GIVEN REQUEST -
Exactly reproduce each line of the listing that follows.

— Start INPUT RECORDS —

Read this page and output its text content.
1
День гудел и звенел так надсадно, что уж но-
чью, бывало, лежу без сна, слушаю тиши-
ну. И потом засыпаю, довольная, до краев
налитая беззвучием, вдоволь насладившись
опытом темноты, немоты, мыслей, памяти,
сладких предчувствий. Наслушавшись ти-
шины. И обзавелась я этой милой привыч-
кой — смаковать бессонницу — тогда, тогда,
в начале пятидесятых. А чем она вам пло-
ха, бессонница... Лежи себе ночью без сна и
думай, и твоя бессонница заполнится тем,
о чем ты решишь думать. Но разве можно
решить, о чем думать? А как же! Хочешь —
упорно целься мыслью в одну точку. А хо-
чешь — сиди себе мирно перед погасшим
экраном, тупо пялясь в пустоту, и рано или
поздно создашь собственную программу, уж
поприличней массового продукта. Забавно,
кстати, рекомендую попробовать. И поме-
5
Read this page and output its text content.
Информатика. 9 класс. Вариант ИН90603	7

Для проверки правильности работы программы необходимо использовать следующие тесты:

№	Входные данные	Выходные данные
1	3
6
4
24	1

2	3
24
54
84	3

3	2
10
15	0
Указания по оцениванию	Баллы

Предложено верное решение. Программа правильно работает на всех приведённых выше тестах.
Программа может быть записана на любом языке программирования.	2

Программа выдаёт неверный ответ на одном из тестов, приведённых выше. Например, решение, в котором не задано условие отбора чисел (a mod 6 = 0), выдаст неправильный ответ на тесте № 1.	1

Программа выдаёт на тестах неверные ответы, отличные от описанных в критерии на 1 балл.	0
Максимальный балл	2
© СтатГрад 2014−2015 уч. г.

— End INPUT RECORDS —

COMPLETED EXERCISE -
Read this page and output its text content.
1
День гудел и звенел так надсадно, что уж но-
чью, бывало, лежу без сна, слушаю тиши-
ну. И потом засыпаю, довольная, до краев
налитая беззвучием, вдоволь насладившись
опытом темноты, немоты, мыслей, памяти,
сладких предчувствий. Наслушавшись ти-
шины. И обзавелась я этой милой привыч-
кой — смаковать бессонницу — тогда, тогда,
в начале пятидесятых. А чем она вам пло-
ха, бессонница... Лежи себе ночью без сна и
думай, и твоя бессонница заполнится тем,
о чем ты решишь думать. Но разве можно
решить, о чем думать? А как же! Хочешь —
упорно целься мыслью в одну точку. А хо-
чешь — сиди себе мирно перед погасшим
экраном, тупо пялясь в пустоту, и рано или
поздно создашь собственную программу, уж
поприличней массового продукта. Забавно,
кстати, рекомендую попробовать. И поме-
5
Read this page and output its text content.
Информатика. 9 класс. Вариант ИН90603	7

Для проверки правильности работы программы необходимо использовать следующие тесты:

№	Входные данные	Выходные данные
1	3
6
4
24	1

2	3
24
54
84	3

3	2
10
15	0
Указания по оцениванию	Баллы

Предложено верное решение. Программа правильно работает на всех приведённых выше тестах.
Программа может быть записана на любом языке программирования.	2

Программа выдаёт неверный ответ на одном из тестов, приведённых выше. Например, решение, в котором не задано условие отбора чисел (a mod 6 = 0), выдаст неправильный ответ на тесте № 1.	1

Программа выдаёт на тестах неверные ответы, отличные от описанных в критерии на 1 балл.	0
Максимальный балл	2
© СтатГрад 2014−2015 уч. г.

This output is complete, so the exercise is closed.